§ What you need to do
Search the material for the word "Cape" and report each line where it turns up.

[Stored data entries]

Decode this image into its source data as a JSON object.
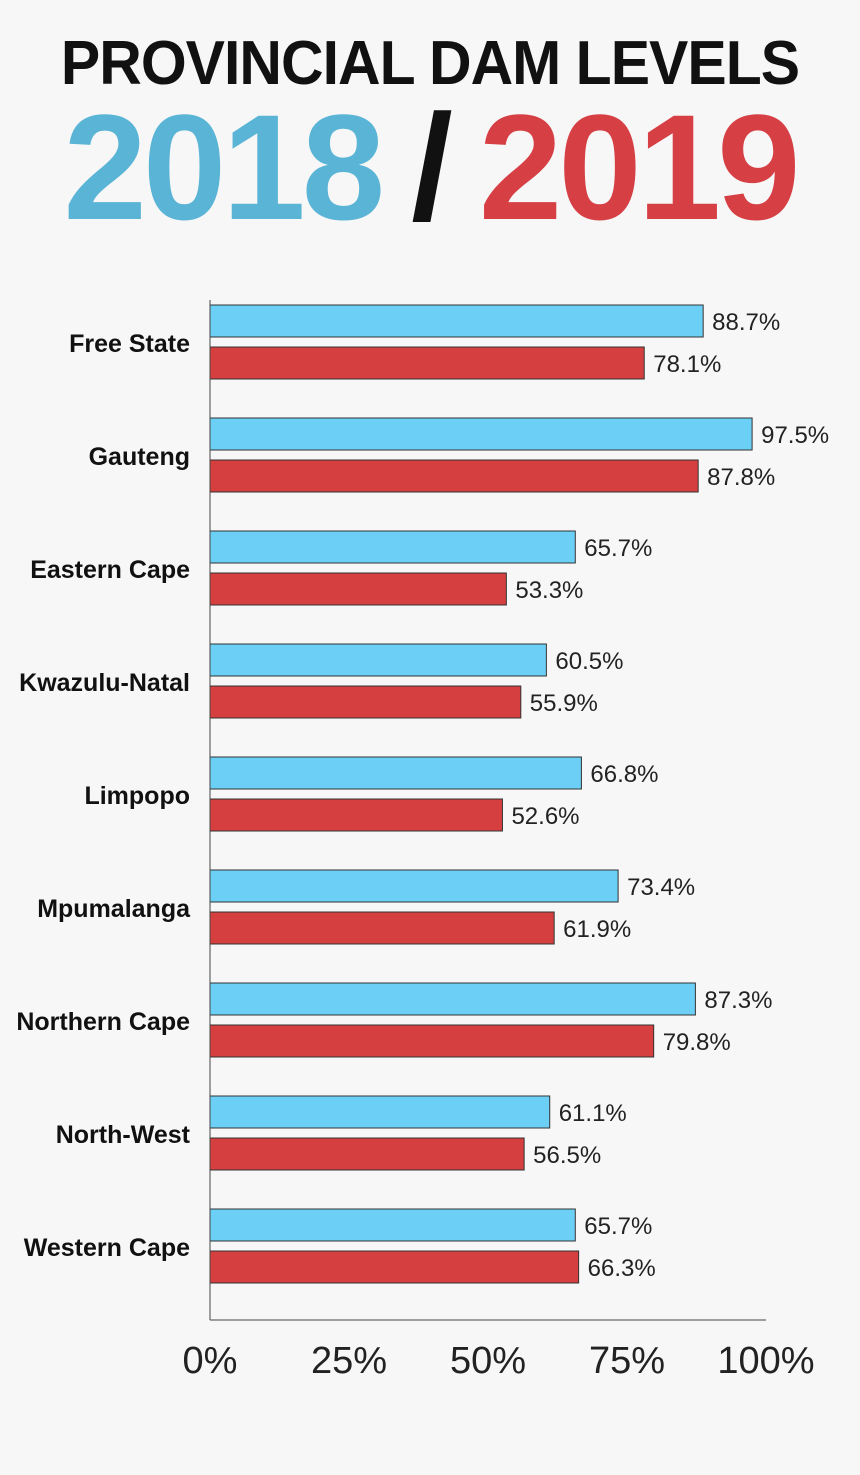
{
  "title": "PROVINCIAL DAM LEVELS",
  "year_a": "2018",
  "separator": "/",
  "year_b": "2019",
  "colors": {
    "year_a": "#6bcff6",
    "year_b": "#d63f3f",
    "outline": "#333333"
  },
  "chart_data": {
    "type": "bar",
    "orientation": "horizontal",
    "categories": [
      "Free State",
      "Gauteng",
      "Eastern Cape",
      "Kwazulu-Natal",
      "Limpopo",
      "Mpumalanga",
      "Northern Cape",
      "North-West",
      "Western Cape"
    ],
    "series": [
      {
        "name": "2018",
        "values": [
          88.7,
          97.5,
          65.7,
          60.5,
          66.8,
          73.4,
          87.3,
          61.1,
          65.7
        ]
      },
      {
        "name": "2019",
        "values": [
          78.1,
          87.8,
          53.3,
          55.9,
          52.6,
          61.9,
          79.8,
          56.5,
          66.3
        ]
      }
    ],
    "value_labels_2018": [
      "88.7%",
      "97.5%",
      "65.7%",
      "60.5%",
      "66.8%",
      "73.4%",
      "87.3%",
      "61.1%",
      "65.7%"
    ],
    "value_labels_2019": [
      "78.1%",
      "87.8%",
      "53.3%",
      "55.9%",
      "52.6%",
      "61.9%",
      "79.8%",
      "56.5%",
      "66.3%"
    ],
    "xlim": [
      0,
      100
    ],
    "xticks": [
      0,
      25,
      50,
      75,
      100
    ],
    "xtick_labels": [
      "0%",
      "25%",
      "50%",
      "75%",
      "100%"
    ],
    "xlabel": "",
    "ylabel": "",
    "grid": false,
    "legend": "none"
  }
}
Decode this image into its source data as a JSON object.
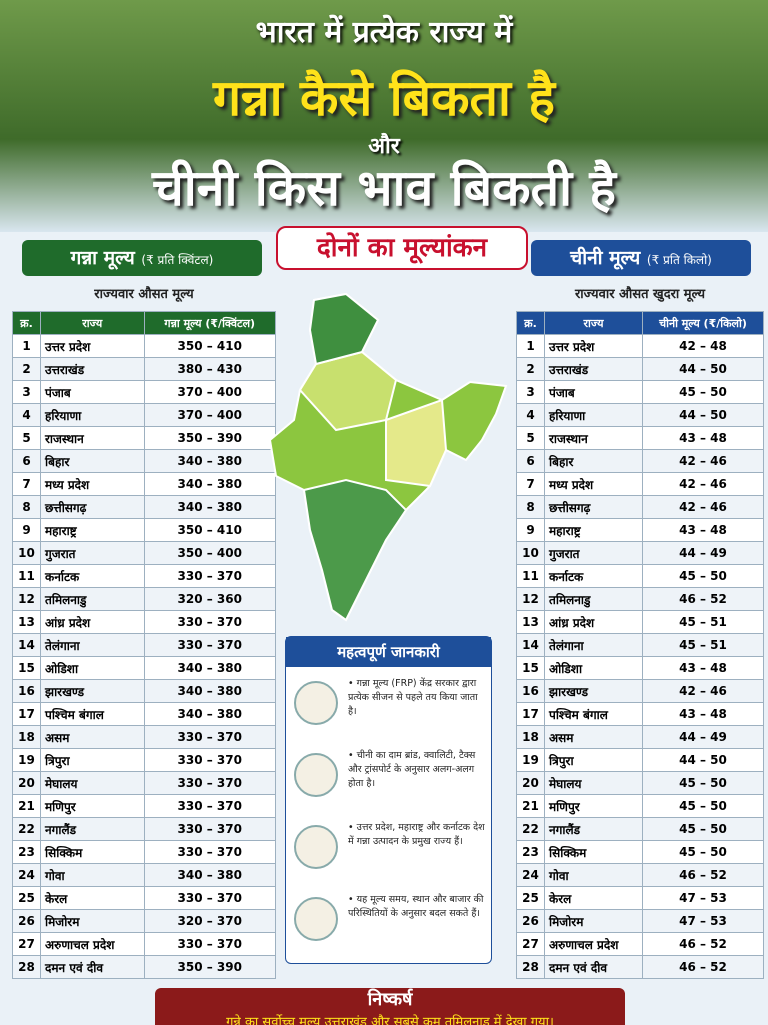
{
  "header": {
    "line1": "भारत में प्रत्येक राज्य में",
    "line2": "गन्ना कैसे बिकता है",
    "line3": "और",
    "line4": "चीनी किस भाव बिकती है",
    "badge": "दोनों का मूल्यांकन"
  },
  "cane_table": {
    "title": "गन्ना मूल्य",
    "unit": "(₹ प्रति क्विंटल)",
    "subtitle": "राज्यवार औसत मूल्य",
    "columns": [
      "क्र.",
      "राज्य",
      "गन्ना मूल्य (₹/क्विंटल)"
    ],
    "rows": [
      [
        "1",
        "उत्तर प्रदेश",
        "350 – 410"
      ],
      [
        "2",
        "उत्तराखंड",
        "380 – 430"
      ],
      [
        "3",
        "पंजाब",
        "370 – 400"
      ],
      [
        "4",
        "हरियाणा",
        "370 – 400"
      ],
      [
        "5",
        "राजस्थान",
        "350 – 390"
      ],
      [
        "6",
        "बिहार",
        "340 – 380"
      ],
      [
        "7",
        "मध्य प्रदेश",
        "340 – 380"
      ],
      [
        "8",
        "छत्तीसगढ़",
        "340 – 380"
      ],
      [
        "9",
        "महाराष्ट्र",
        "350 – 410"
      ],
      [
        "10",
        "गुजरात",
        "350 – 400"
      ],
      [
        "11",
        "कर्नाटक",
        "330 – 370"
      ],
      [
        "12",
        "तमिलनाडु",
        "320 – 360"
      ],
      [
        "13",
        "आंध्र प्रदेश",
        "330 – 370"
      ],
      [
        "14",
        "तेलंगाना",
        "330 – 370"
      ],
      [
        "15",
        "ओडिशा",
        "340 – 380"
      ],
      [
        "16",
        "झारखण्ड",
        "340 – 380"
      ],
      [
        "17",
        "पश्चिम बंगाल",
        "340 – 380"
      ],
      [
        "18",
        "असम",
        "330 – 370"
      ],
      [
        "19",
        "त्रिपुरा",
        "330 – 370"
      ],
      [
        "20",
        "मेघालय",
        "330 – 370"
      ],
      [
        "21",
        "मणिपुर",
        "330 – 370"
      ],
      [
        "22",
        "नगालैंड",
        "330 – 370"
      ],
      [
        "23",
        "सिक्किम",
        "330 – 370"
      ],
      [
        "24",
        "गोवा",
        "340 – 380"
      ],
      [
        "25",
        "केरल",
        "330 – 370"
      ],
      [
        "26",
        "मिजोरम",
        "320 – 370"
      ],
      [
        "27",
        "अरुणाचल प्रदेश",
        "330 – 370"
      ],
      [
        "28",
        "दमन एवं दीव",
        "350 – 390"
      ]
    ]
  },
  "sugar_table": {
    "title": "चीनी मूल्य",
    "unit": "(₹ प्रति किलो)",
    "subtitle": "राज्यवार औसत खुदरा मूल्य",
    "columns": [
      "क्र.",
      "राज्य",
      "चीनी मूल्य (₹/किलो)"
    ],
    "rows": [
      [
        "1",
        "उत्तर प्रदेश",
        "42 – 48"
      ],
      [
        "2",
        "उत्तराखंड",
        "44 – 50"
      ],
      [
        "3",
        "पंजाब",
        "45 – 50"
      ],
      [
        "4",
        "हरियाणा",
        "44 – 50"
      ],
      [
        "5",
        "राजस्थान",
        "43 – 48"
      ],
      [
        "6",
        "बिहार",
        "42 – 46"
      ],
      [
        "7",
        "मध्य प्रदेश",
        "42 – 46"
      ],
      [
        "8",
        "छत्तीसगढ़",
        "42 – 46"
      ],
      [
        "9",
        "महाराष्ट्र",
        "43 – 48"
      ],
      [
        "10",
        "गुजरात",
        "44 – 49"
      ],
      [
        "11",
        "कर्नाटक",
        "45 – 50"
      ],
      [
        "12",
        "तमिलनाडु",
        "46 – 52"
      ],
      [
        "13",
        "आंध्र प्रदेश",
        "45 – 51"
      ],
      [
        "14",
        "तेलंगाना",
        "45 – 51"
      ],
      [
        "15",
        "ओडिशा",
        "43 – 48"
      ],
      [
        "16",
        "झारखण्ड",
        "42 – 46"
      ],
      [
        "17",
        "पश्चिम बंगाल",
        "43 – 48"
      ],
      [
        "18",
        "असम",
        "44 – 49"
      ],
      [
        "19",
        "त्रिपुरा",
        "44 – 50"
      ],
      [
        "20",
        "मेघालय",
        "45 – 50"
      ],
      [
        "21",
        "मणिपुर",
        "45 – 50"
      ],
      [
        "22",
        "नगालैंड",
        "45 – 50"
      ],
      [
        "23",
        "सिक्किम",
        "45 – 50"
      ],
      [
        "24",
        "गोवा",
        "46 – 52"
      ],
      [
        "25",
        "केरल",
        "47 – 53"
      ],
      [
        "26",
        "मिजोरम",
        "47 – 53"
      ],
      [
        "27",
        "अरुणाचल प्रदेश",
        "46 – 52"
      ],
      [
        "28",
        "दमन एवं दीव",
        "46 – 52"
      ]
    ]
  },
  "info": {
    "title": "महत्वपूर्ण जानकारी",
    "items": [
      "• गन्ना मूल्य (FRP) केंद्र सरकार द्वारा प्रत्येक सीजन से पहले तय किया जाता है।",
      "• चीनी का दाम ब्रांड, क्वालिटी, टैक्स और ट्रांसपोर्ट के अनुसार अलग-अलग होता है।",
      "• उत्तर प्रदेश, महाराष्ट्र और कर्नाटक देश में गन्ना उत्पादन के प्रमुख राज्य हैं।",
      "• यह मूल्य समय, स्थान और बाजार की परिस्थितियों के अनुसार बदल सकते हैं।"
    ]
  },
  "conclusion": {
    "title": "निष्कर्ष",
    "text": "गन्ने का सर्वोच्च मूल्य उत्तराखंड और सबसे कम तमिलनाडु में देखा गया।"
  }
}
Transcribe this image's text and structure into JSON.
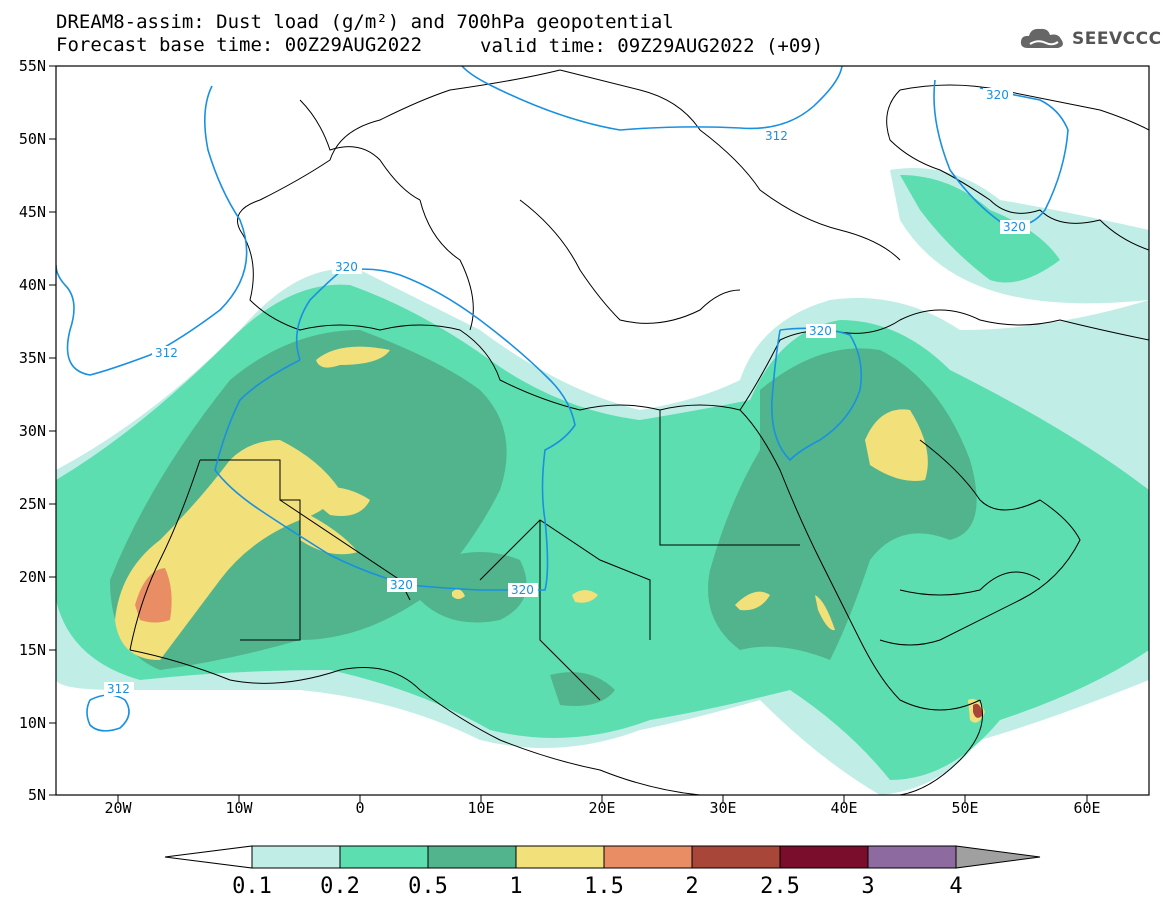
{
  "header": {
    "title_line1": "DREAM8-assim: Dust load (g/m²) and 700hPa geopotential",
    "title_line2": "Forecast base time: 00Z29AUG2022",
    "valid_time": "valid time: 09Z29AUG2022 (+09)"
  },
  "logo": {
    "text": "SEEVCCC",
    "icon": "cloud-icon"
  },
  "map": {
    "lon_ticks": [
      "20W",
      "10W",
      "0",
      "10E",
      "20E",
      "30E",
      "40E",
      "50E",
      "60E"
    ],
    "lat_ticks": [
      "55N",
      "50N",
      "45N",
      "40N",
      "35N",
      "30N",
      "25N",
      "20N",
      "15N",
      "10N",
      "5N"
    ],
    "contour_labels": [
      "312",
      "320",
      "312",
      "320",
      "320",
      "320",
      "312",
      "320",
      "320"
    ]
  },
  "colorbar": {
    "labels": [
      "0.1",
      "0.2",
      "0.5",
      "1",
      "1.5",
      "2",
      "2.5",
      "3",
      "4"
    ],
    "colors": [
      "#c0eee6",
      "#5ddeb0",
      "#52b48c",
      "#f2e07a",
      "#e98e64",
      "#a8463a",
      "#7a0c2c",
      "#8d6aa0"
    ],
    "under_color": "#ffffff",
    "over_color": "#a0a0a0"
  },
  "colors": {
    "contour": "#1a90e0",
    "border": "#000000"
  }
}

§ Output below
      "Eastern Cape",
      "Northern Cape",
      "Western Cape"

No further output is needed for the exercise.